◆ **Exercise brief**: Return the number of lines in which the word "Leon" appears; add nothing else.

--- start ---

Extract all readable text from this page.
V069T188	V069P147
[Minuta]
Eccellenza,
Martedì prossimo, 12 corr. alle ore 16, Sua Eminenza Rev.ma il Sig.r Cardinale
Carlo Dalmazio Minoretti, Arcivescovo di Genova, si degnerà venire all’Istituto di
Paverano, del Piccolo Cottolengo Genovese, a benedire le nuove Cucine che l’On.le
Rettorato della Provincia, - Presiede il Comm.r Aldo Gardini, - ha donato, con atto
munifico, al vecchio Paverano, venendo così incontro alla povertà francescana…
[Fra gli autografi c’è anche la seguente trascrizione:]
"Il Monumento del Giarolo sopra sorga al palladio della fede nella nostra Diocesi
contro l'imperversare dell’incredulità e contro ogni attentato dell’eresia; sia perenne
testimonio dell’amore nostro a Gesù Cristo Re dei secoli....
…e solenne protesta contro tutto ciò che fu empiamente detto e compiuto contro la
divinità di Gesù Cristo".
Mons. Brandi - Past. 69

--- end ---
--- start ---

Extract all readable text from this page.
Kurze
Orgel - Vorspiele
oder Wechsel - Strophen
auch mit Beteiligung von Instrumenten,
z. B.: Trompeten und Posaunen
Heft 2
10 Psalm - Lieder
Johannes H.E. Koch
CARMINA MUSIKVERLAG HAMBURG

--- end ---
--- start ---

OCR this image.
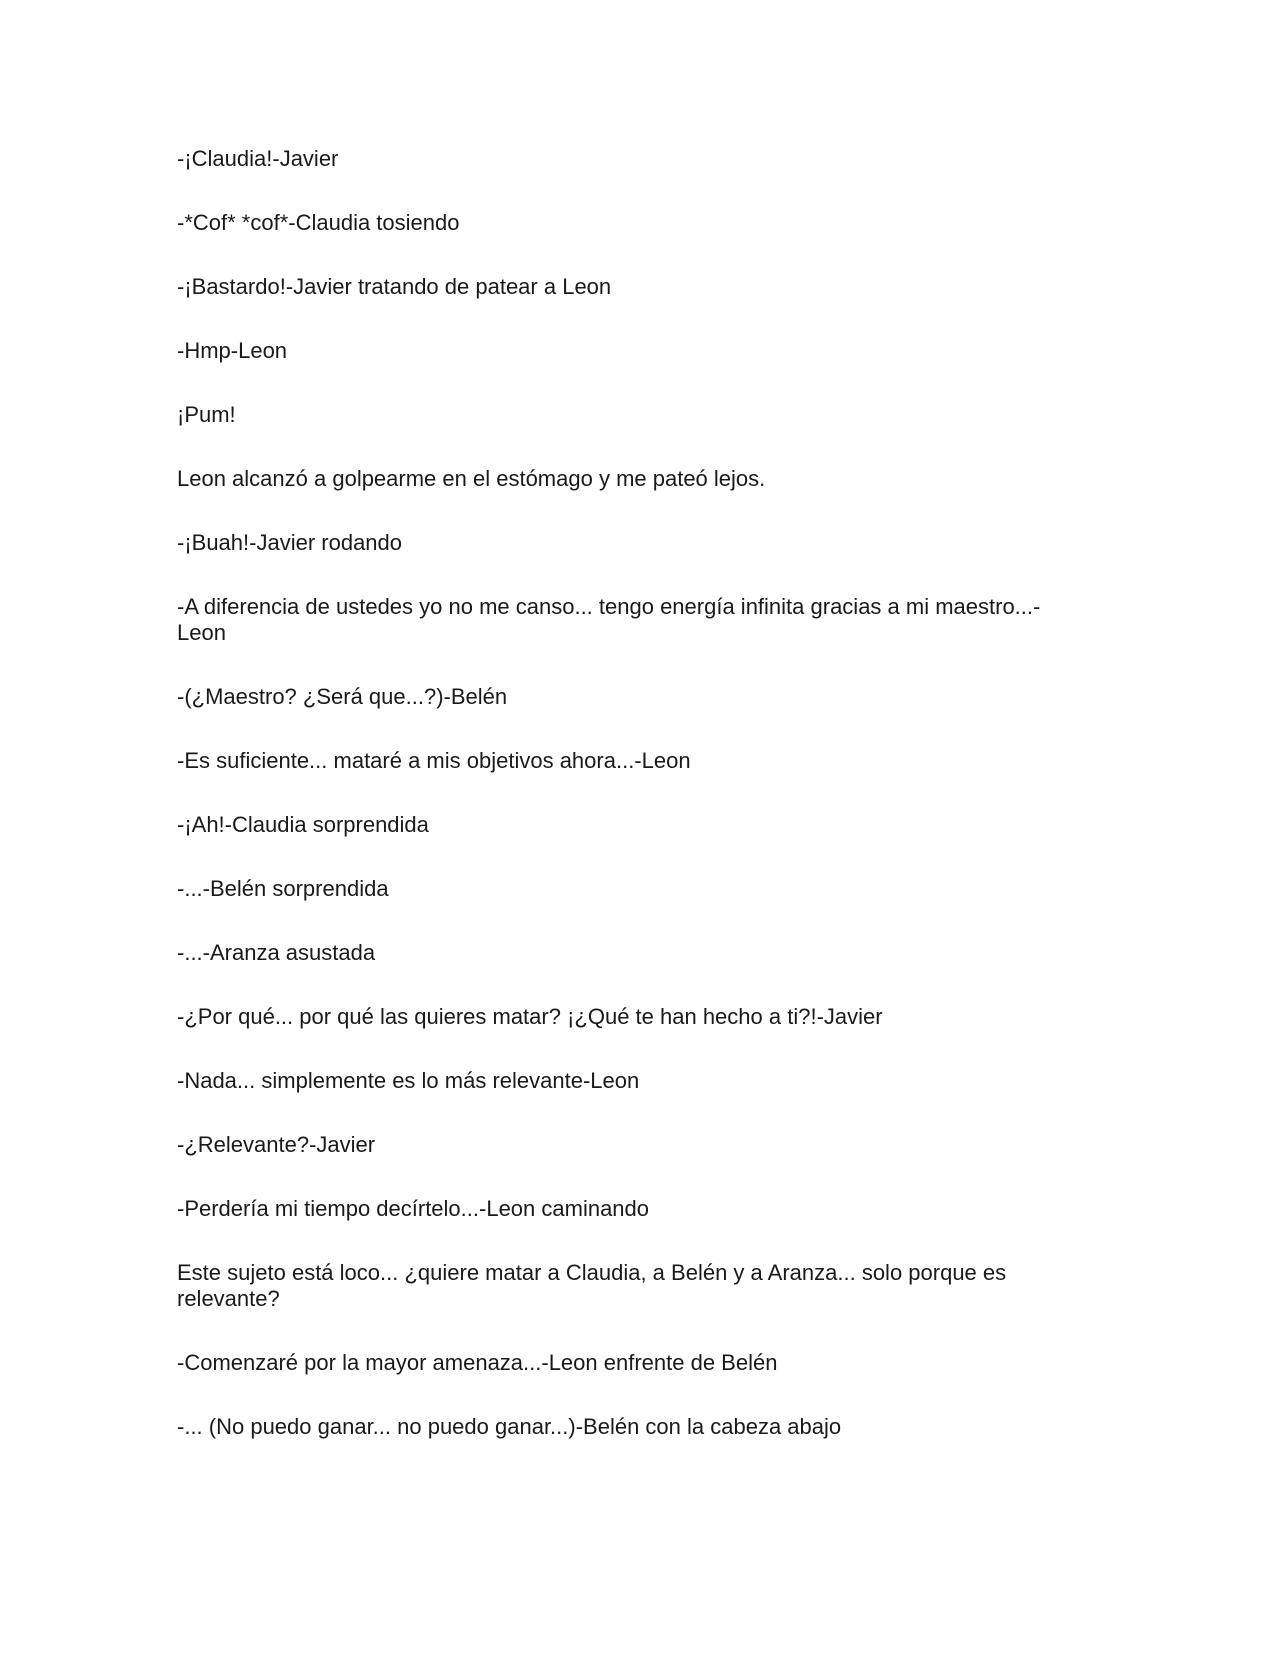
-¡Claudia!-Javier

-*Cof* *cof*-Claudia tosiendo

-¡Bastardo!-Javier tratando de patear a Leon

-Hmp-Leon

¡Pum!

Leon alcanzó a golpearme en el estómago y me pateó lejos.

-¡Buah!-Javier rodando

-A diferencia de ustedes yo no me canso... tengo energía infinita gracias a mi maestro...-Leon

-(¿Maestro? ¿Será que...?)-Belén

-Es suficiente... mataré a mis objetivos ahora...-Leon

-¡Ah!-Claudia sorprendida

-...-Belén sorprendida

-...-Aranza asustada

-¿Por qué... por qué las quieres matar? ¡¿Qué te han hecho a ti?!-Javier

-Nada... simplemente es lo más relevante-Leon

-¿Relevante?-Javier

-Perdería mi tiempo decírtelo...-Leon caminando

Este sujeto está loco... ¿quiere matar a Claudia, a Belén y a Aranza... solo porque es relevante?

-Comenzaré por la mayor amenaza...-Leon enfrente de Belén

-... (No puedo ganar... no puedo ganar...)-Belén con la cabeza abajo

--- end ---

◆ **The reply**: 8